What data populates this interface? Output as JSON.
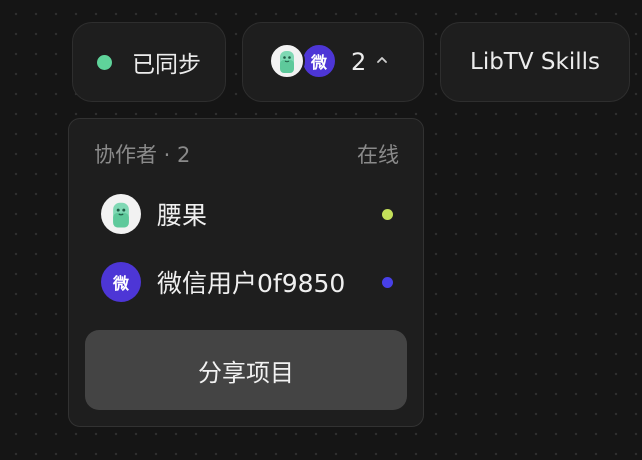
{
  "sync": {
    "label": "已同步",
    "color": "#5fd39a"
  },
  "collaborators_button": {
    "count": "2",
    "avatar_text": "微"
  },
  "skills_button": {
    "label": "LibTV Skills"
  },
  "dropdown": {
    "title": "协作者 · 2",
    "online_label": "在线",
    "members": [
      {
        "name": "腰果",
        "avatar": "robot-avatar",
        "status_color": "#c4e05a"
      },
      {
        "name": "微信用户0f9850",
        "avatar_text": "微",
        "status_color": "#4840e8"
      }
    ],
    "share_label": "分享项目"
  }
}
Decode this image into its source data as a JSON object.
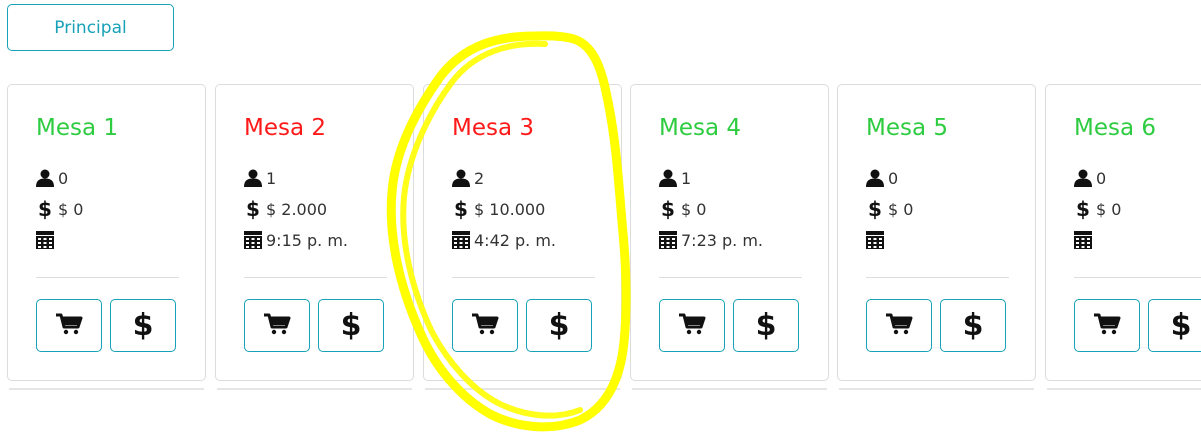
{
  "top_button": {
    "label": "Principal"
  },
  "colors": {
    "accent": "#17a2b8",
    "free": "#2ecc40",
    "busy": "#ff1a1a",
    "highlight": "#ffff00"
  },
  "icons": {
    "persons": "person-icon",
    "amount": "dollar-icon",
    "time": "calendar-icon",
    "cart": "cart-icon",
    "pay": "dollar-icon"
  },
  "tables": [
    {
      "title": "Mesa 1",
      "status": "free",
      "persons": "0",
      "amount": "$ 0",
      "time": ""
    },
    {
      "title": "Mesa 2",
      "status": "busy",
      "persons": "1",
      "amount": "$ 2.000",
      "time": "9:15 p. m."
    },
    {
      "title": "Mesa 3",
      "status": "busy",
      "persons": "2",
      "amount": "$ 10.000",
      "time": "4:42 p. m."
    },
    {
      "title": "Mesa 4",
      "status": "free",
      "persons": "1",
      "amount": "$ 0",
      "time": "7:23 p. m."
    },
    {
      "title": "Mesa 5",
      "status": "free",
      "persons": "0",
      "amount": "$ 0",
      "time": ""
    },
    {
      "title": "Mesa 6",
      "status": "free",
      "persons": "0",
      "amount": "$ 0",
      "time": ""
    }
  ],
  "buttons": {
    "pay_symbol": "$"
  },
  "dollar_symbol": "$"
}
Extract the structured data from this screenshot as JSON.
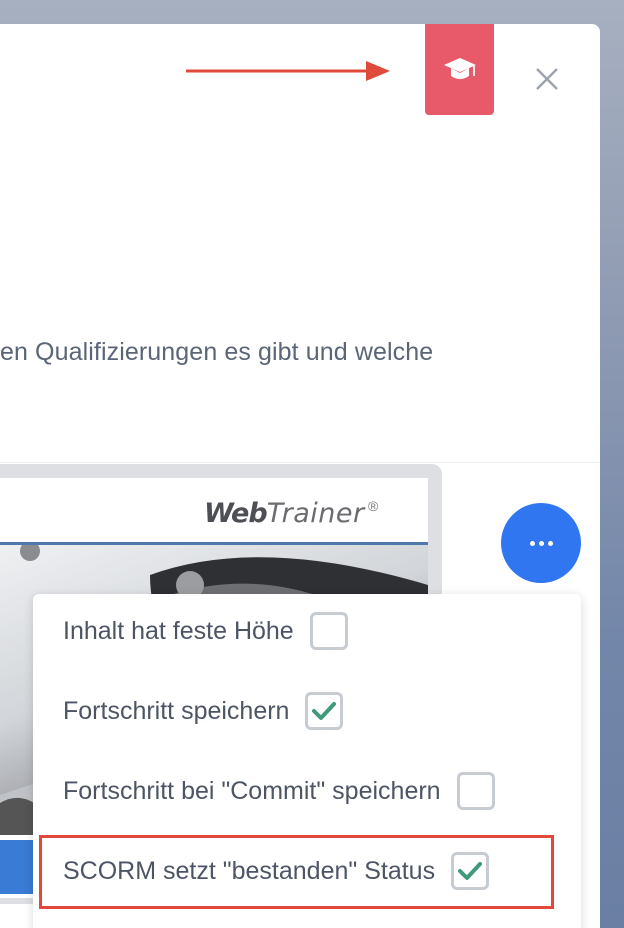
{
  "description_text": "en Qualifizierungen es gibt und welche",
  "header": {
    "qualification_icon": "graduation-cap-icon",
    "close_icon": "close-icon",
    "accent_color": "#e85a6a",
    "annotation_arrow_color": "#e04a3a"
  },
  "preview": {
    "logo_bold": "Web",
    "logo_light": "Trainer",
    "logo_registered": "®"
  },
  "more_button": {
    "icon": "more-horizontal-icon",
    "color": "#2f76f0"
  },
  "menu": {
    "items": [
      {
        "label": "Inhalt hat feste Höhe",
        "checked": false
      },
      {
        "label": "Fortschritt speichern",
        "checked": true
      },
      {
        "label": "Fortschritt bei \"Commit\" speichern",
        "checked": false
      },
      {
        "label": "SCORM setzt \"bestanden\" Status",
        "checked": true,
        "highlighted": true
      }
    ],
    "check_color": "#3f9a7c",
    "highlight_color": "#e04a3a"
  }
}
....
**REQUIREMENTS:** Find the word "title" in the data and copy out each line where it turns up.

**THE COMPLETED TASK:**
    "title": "协作者 · 2",
      "title": "Mesa 1",
      "title": "Mesa 2",
      "title": "Mesa 3",
      "title": "Mesa 4",
      "title": "Mesa 5",
      "title": "Mesa 6",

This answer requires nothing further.